**EXERCISE DESCRIPTION:** Present the following entries again, word for word and in full.
::: INPUT RECORDS
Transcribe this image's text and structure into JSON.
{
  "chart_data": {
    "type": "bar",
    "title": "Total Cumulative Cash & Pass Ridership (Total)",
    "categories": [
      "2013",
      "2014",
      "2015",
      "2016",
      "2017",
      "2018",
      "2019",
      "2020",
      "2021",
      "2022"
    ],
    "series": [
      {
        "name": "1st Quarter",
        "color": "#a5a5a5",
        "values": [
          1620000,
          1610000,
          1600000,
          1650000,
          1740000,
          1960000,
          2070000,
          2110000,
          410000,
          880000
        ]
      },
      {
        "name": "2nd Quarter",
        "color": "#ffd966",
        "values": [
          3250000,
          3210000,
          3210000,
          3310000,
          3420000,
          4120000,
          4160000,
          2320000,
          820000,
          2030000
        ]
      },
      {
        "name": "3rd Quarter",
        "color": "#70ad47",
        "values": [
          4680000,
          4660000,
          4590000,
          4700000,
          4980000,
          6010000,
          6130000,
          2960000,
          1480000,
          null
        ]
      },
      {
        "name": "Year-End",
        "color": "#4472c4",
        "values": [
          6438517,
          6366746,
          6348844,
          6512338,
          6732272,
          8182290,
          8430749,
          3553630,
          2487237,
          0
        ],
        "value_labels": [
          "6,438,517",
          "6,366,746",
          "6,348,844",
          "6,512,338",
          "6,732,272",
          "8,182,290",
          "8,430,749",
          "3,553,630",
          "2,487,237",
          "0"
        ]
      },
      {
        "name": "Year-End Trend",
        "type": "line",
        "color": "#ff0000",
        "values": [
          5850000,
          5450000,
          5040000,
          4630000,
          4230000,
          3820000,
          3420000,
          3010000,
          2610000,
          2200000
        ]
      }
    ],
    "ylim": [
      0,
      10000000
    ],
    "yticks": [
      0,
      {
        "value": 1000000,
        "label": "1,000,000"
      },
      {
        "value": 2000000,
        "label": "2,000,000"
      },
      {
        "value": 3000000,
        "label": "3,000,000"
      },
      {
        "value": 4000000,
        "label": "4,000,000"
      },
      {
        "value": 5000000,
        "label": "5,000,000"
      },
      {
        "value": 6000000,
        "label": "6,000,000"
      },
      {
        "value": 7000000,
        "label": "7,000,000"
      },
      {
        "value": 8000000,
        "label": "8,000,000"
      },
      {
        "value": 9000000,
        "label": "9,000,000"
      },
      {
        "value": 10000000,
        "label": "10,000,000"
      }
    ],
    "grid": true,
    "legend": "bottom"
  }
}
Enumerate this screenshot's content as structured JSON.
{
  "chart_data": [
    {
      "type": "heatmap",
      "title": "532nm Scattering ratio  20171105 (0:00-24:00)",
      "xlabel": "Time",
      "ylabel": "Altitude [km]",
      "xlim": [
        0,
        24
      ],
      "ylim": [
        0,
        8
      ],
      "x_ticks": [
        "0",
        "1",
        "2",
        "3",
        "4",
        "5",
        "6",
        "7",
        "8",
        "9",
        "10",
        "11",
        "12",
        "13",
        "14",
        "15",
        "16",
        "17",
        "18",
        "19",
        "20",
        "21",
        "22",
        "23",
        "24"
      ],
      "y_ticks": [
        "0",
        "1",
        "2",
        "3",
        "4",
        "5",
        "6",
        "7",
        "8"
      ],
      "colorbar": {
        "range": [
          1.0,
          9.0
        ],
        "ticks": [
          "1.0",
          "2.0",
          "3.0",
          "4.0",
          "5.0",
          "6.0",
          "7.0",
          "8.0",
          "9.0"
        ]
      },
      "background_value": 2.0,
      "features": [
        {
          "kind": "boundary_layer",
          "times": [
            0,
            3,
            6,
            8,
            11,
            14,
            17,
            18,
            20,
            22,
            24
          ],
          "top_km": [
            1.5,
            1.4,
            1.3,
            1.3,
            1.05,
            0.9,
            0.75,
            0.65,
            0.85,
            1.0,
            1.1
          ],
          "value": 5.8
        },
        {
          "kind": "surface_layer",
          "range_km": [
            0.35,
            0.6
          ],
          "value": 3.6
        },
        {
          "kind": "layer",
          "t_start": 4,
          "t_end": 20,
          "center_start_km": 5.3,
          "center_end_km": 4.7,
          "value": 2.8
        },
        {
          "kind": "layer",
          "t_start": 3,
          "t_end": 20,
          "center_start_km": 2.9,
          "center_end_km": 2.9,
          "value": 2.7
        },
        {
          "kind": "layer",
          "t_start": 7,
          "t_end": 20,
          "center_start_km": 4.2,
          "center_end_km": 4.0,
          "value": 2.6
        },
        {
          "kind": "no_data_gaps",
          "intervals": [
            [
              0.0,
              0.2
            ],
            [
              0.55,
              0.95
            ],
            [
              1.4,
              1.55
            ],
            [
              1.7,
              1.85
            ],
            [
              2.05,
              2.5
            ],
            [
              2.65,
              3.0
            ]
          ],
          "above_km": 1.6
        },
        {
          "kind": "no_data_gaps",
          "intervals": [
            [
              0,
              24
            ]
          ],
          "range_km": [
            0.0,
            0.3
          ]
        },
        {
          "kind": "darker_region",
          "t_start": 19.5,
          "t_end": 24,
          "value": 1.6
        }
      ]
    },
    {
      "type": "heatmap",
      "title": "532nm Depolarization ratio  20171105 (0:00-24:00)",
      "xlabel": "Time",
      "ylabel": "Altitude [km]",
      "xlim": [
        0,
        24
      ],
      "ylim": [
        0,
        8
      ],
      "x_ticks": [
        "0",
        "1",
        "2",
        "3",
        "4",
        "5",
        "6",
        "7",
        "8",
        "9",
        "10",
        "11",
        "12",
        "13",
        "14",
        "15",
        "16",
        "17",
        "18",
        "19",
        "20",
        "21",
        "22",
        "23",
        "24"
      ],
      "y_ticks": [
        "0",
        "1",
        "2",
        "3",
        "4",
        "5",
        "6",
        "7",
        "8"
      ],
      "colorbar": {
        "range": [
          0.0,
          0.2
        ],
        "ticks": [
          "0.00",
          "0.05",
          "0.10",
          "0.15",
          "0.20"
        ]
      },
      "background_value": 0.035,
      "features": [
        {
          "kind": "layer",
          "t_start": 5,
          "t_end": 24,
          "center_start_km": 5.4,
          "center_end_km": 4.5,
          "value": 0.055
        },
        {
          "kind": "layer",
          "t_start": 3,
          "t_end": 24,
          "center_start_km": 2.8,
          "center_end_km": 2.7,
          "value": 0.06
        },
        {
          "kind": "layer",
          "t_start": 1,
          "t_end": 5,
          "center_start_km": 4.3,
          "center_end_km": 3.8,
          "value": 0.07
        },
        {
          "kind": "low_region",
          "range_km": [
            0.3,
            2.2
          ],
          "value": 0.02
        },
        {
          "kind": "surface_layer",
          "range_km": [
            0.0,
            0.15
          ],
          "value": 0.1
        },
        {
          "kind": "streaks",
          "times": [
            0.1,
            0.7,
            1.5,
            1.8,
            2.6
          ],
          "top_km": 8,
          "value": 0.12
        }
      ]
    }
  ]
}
::::::
**TASK SOLUTION:**
Transcribe this image's text and structure into JSON.
{
  "chart_data": {
    "type": "bar",
    "title": "Total Cumulative Cash & Pass Ridership (Total)",
    "categories": [
      "2013",
      "2014",
      "2015",
      "2016",
      "2017",
      "2018",
      "2019",
      "2020",
      "2021",
      "2022"
    ],
    "series": [
      {
        "name": "1st Quarter",
        "color": "#a5a5a5",
        "values": [
          1620000,
          1610000,
          1600000,
          1650000,
          1740000,
          1960000,
          2070000,
          2110000,
          410000,
          880000
        ]
      },
      {
        "name": "2nd Quarter",
        "color": "#ffd966",
        "values": [
          3250000,
          3210000,
          3210000,
          3310000,
          3420000,
          4120000,
          4160000,
          2320000,
          820000,
          2030000
        ]
      },
      {
        "name": "3rd Quarter",
        "color": "#70ad47",
        "values": [
          4680000,
          4660000,
          4590000,
          4700000,
          4980000,
          6010000,
          6130000,
          2960000,
          1480000,
          null
        ]
      },
      {
        "name": "Year-End",
        "color": "#4472c4",
        "values": [
          6438517,
          6366746,
          6348844,
          6512338,
          6732272,
          8182290,
          8430749,
          3553630,
          2487237,
          0
        ],
        "value_labels": [
          "6,438,517",
          "6,366,746",
          "6,348,844",
          "6,512,338",
          "6,732,272",
          "8,182,290",
          "8,430,749",
          "3,553,630",
          "2,487,237",
          "0"
        ]
      },
      {
        "name": "Year-End Trend",
        "type": "line",
        "color": "#ff0000",
        "values": [
          5850000,
          5450000,
          5040000,
          4630000,
          4230000,
          3820000,
          3420000,
          3010000,
          2610000,
          2200000
        ]
      }
    ],
    "ylim": [
      0,
      10000000
    ],
    "yticks": [
      0,
      {
        "value": 1000000,
        "label": "1,000,000"
      },
      {
        "value": 2000000,
        "label": "2,000,000"
      },
      {
        "value": 3000000,
        "label": "3,000,000"
      },
      {
        "value": 4000000,
        "label": "4,000,000"
      },
      {
        "value": 5000000,
        "label": "5,000,000"
      },
      {
        "value": 6000000,
        "label": "6,000,000"
      },
      {
        "value": 7000000,
        "label": "7,000,000"
      },
      {
        "value": 8000000,
        "label": "8,000,000"
      },
      {
        "value": 9000000,
        "label": "9,000,000"
      },
      {
        "value": 10000000,
        "label": "10,000,000"
      }
    ],
    "grid": true,
    "legend": "bottom"
  }
}
Enumerate this screenshot's content as structured JSON.
{
  "chart_data": [
    {
      "type": "heatmap",
      "title": "532nm Scattering ratio  20171105 (0:00-24:00)",
      "xlabel": "Time",
      "ylabel": "Altitude [km]",
      "xlim": [
        0,
        24
      ],
      "ylim": [
        0,
        8
      ],
      "x_ticks": [
        "0",
        "1",
        "2",
        "3",
        "4",
        "5",
        "6",
        "7",
        "8",
        "9",
        "10",
        "11",
        "12",
        "13",
        "14",
        "15",
        "16",
        "17",
        "18",
        "19",
        "20",
        "21",
        "22",
        "23",
        "24"
      ],
      "y_ticks": [
        "0",
        "1",
        "2",
        "3",
        "4",
        "5",
        "6",
        "7",
        "8"
      ],
      "colorbar": {
        "range": [
          1.0,
          9.0
        ],
        "ticks": [
          "1.0",
          "2.0",
          "3.0",
          "4.0",
          "5.0",
          "6.0",
          "7.0",
          "8.0",
          "9.0"
        ]
      },
      "background_value": 2.0,
      "features": [
        {
          "kind": "boundary_layer",
          "times": [
            0,
            3,
            6,
            8,
            11,
            14,
            17,
            18,
            20,
            22,
            24
          ],
          "top_km": [
            1.5,
            1.4,
            1.3,
            1.3,
            1.05,
            0.9,
            0.75,
            0.65,
            0.85,
            1.0,
            1.1
          ],
          "value": 5.8
        },
        {
          "kind": "surface_layer",
          "range_km": [
            0.35,
            0.6
          ],
          "value": 3.6
        },
        {
          "kind": "layer",
          "t_start": 4,
          "t_end": 20,
          "center_start_km": 5.3,
          "center_end_km": 4.7,
          "value": 2.8
        },
        {
          "kind": "layer",
          "t_start": 3,
          "t_end": 20,
          "center_start_km": 2.9,
          "center_end_km": 2.9,
          "value": 2.7
        },
        {
          "kind": "layer",
          "t_start": 7,
          "t_end": 20,
          "center_start_km": 4.2,
          "center_end_km": 4.0,
          "value": 2.6
        },
        {
          "kind": "no_data_gaps",
          "intervals": [
            [
              0.0,
              0.2
            ],
            [
              0.55,
              0.95
            ],
            [
              1.4,
              1.55
            ],
            [
              1.7,
              1.85
            ],
            [
              2.05,
              2.5
            ],
            [
              2.65,
              3.0
            ]
          ],
          "above_km": 1.6
        },
        {
          "kind": "no_data_gaps",
          "intervals": [
            [
              0,
              24
            ]
          ],
          "range_km": [
            0.0,
            0.3
          ]
        },
        {
          "kind": "darker_region",
          "t_start": 19.5,
          "t_end": 24,
          "value": 1.6
        }
      ]
    },
    {
      "type": "heatmap",
      "title": "532nm Depolarization ratio  20171105 (0:00-24:00)",
      "xlabel": "Time",
      "ylabel": "Altitude [km]",
      "xlim": [
        0,
        24
      ],
      "ylim": [
        0,
        8
      ],
      "x_ticks": [
        "0",
        "1",
        "2",
        "3",
        "4",
        "5",
        "6",
        "7",
        "8",
        "9",
        "10",
        "11",
        "12",
        "13",
        "14",
        "15",
        "16",
        "17",
        "18",
        "19",
        "20",
        "21",
        "22",
        "23",
        "24"
      ],
      "y_ticks": [
        "0",
        "1",
        "2",
        "3",
        "4",
        "5",
        "6",
        "7",
        "8"
      ],
      "colorbar": {
        "range": [
          0.0,
          0.2
        ],
        "ticks": [
          "0.00",
          "0.05",
          "0.10",
          "0.15",
          "0.20"
        ]
      },
      "background_value": 0.035,
      "features": [
        {
          "kind": "layer",
          "t_start": 5,
          "t_end": 24,
          "center_start_km": 5.4,
          "center_end_km": 4.5,
          "value": 0.055
        },
        {
          "kind": "layer",
          "t_start": 3,
          "t_end": 24,
          "center_start_km": 2.8,
          "center_end_km": 2.7,
          "value": 0.06
        },
        {
          "kind": "layer",
          "t_start": 1,
          "t_end": 5,
          "center_start_km": 4.3,
          "center_end_km": 3.8,
          "value": 0.07
        },
        {
          "kind": "low_region",
          "range_km": [
            0.3,
            2.2
          ],
          "value": 0.02
        },
        {
          "kind": "surface_layer",
          "range_km": [
            0.0,
            0.15
          ],
          "value": 0.1
        },
        {
          "kind": "streaks",
          "times": [
            0.1,
            0.7,
            1.5,
            1.8,
            2.6
          ],
          "top_km": 8,
          "value": 0.12
        }
      ]
    }
  ]
}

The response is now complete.